» **Prompt**:
From the material below, list every line containing "title".

» **Collected data**:
.....
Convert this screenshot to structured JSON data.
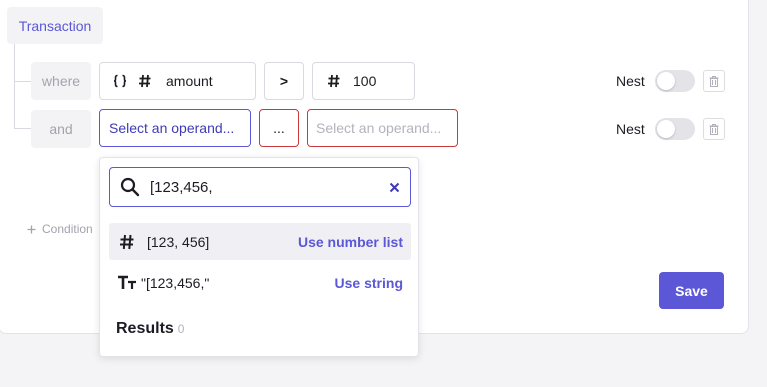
{
  "group": {
    "label": "Transaction"
  },
  "conditions": [
    {
      "keyword": "where",
      "left": {
        "icons": [
          "braces-icon",
          "hash-icon"
        ],
        "value": "amount"
      },
      "operator": ">",
      "right": {
        "icon": "hash-icon",
        "value": "100"
      },
      "nest_label": "Nest",
      "nest_on": false
    },
    {
      "keyword": "and",
      "left": {
        "placeholder": "Select an operand..."
      },
      "operator": "...",
      "right": {
        "placeholder": "Select an operand..."
      },
      "nest_label": "Nest",
      "nest_on": false
    }
  ],
  "add_condition_label": "Condition",
  "save_label": "Save",
  "dropdown": {
    "search_value": "[123,456,",
    "options": [
      {
        "icon": "hash-icon",
        "label": "[123, 456]",
        "action": "Use number list",
        "highlighted": true
      },
      {
        "icon": "text-type-icon",
        "label": "\"[123,456,\"",
        "action": "Use string",
        "highlighted": false
      }
    ],
    "results_label": "Results",
    "results_count": "0"
  },
  "colors": {
    "accent": "#5b57d6",
    "error": "#c93a3a",
    "muted": "#a3a3ad"
  }
}
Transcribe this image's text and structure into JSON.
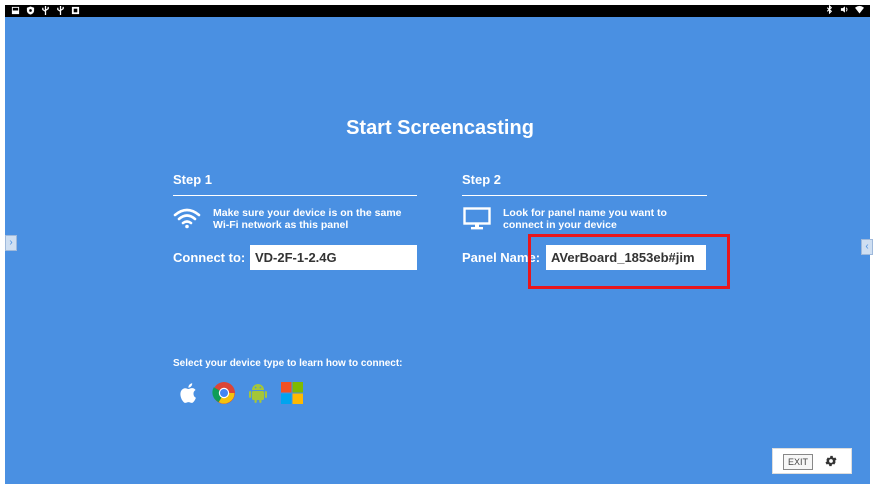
{
  "colors": {
    "background": "#4a90e2",
    "highlight": "#e8161d",
    "statusbar": "#000000"
  },
  "title": "Start Screencasting",
  "step1": {
    "title": "Step 1",
    "icon": "wifi-icon",
    "text_line1": "Make sure your device is on the same",
    "text_line2": "Wi-Fi network as this panel",
    "label": "Connect to:",
    "value": "VD-2F-1-2.4G"
  },
  "step2": {
    "title": "Step 2",
    "icon": "monitor-icon",
    "text_line1": "Look for panel name you want to",
    "text_line2": "connect in your device",
    "label": "Panel Name:",
    "value": "AVerBoard_1853eb#jim"
  },
  "device_prompt": "Select your device type to learn how to connect:",
  "device_icons": [
    "apple-icon",
    "chrome-icon",
    "android-icon",
    "windows-icon"
  ],
  "side_tabs": {
    "left": "›",
    "right": "‹"
  },
  "exit_label": "EXIT",
  "settings_icon": "gear-icon"
}
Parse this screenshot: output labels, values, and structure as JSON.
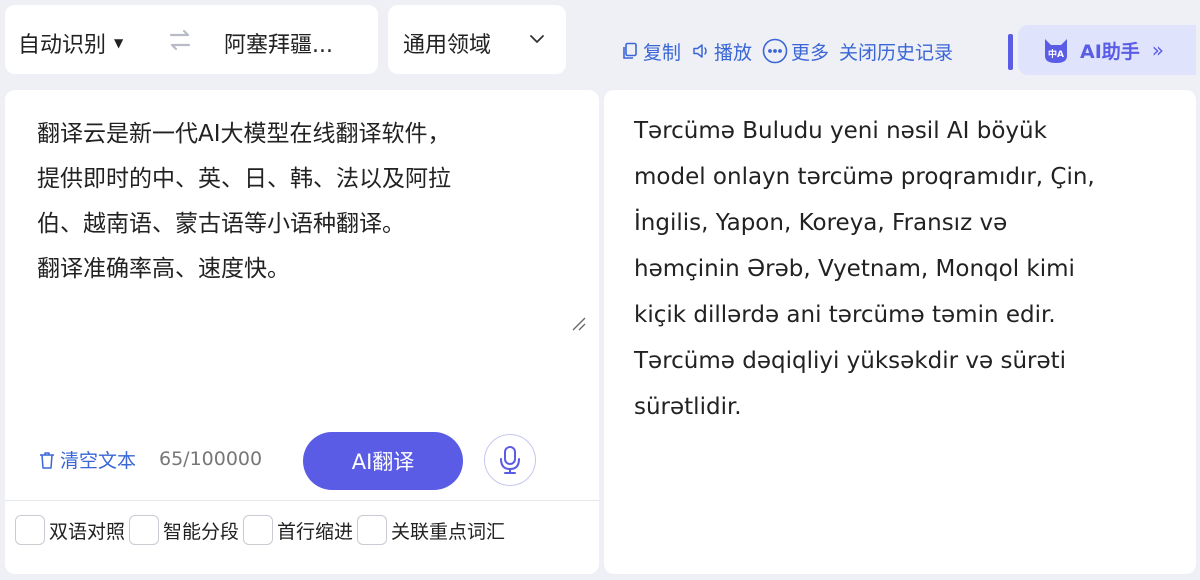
.....
» **Result for this exercise**:
  "title": "Start Screencasting",
    "title": "Step 1",
    "title": "Step 2",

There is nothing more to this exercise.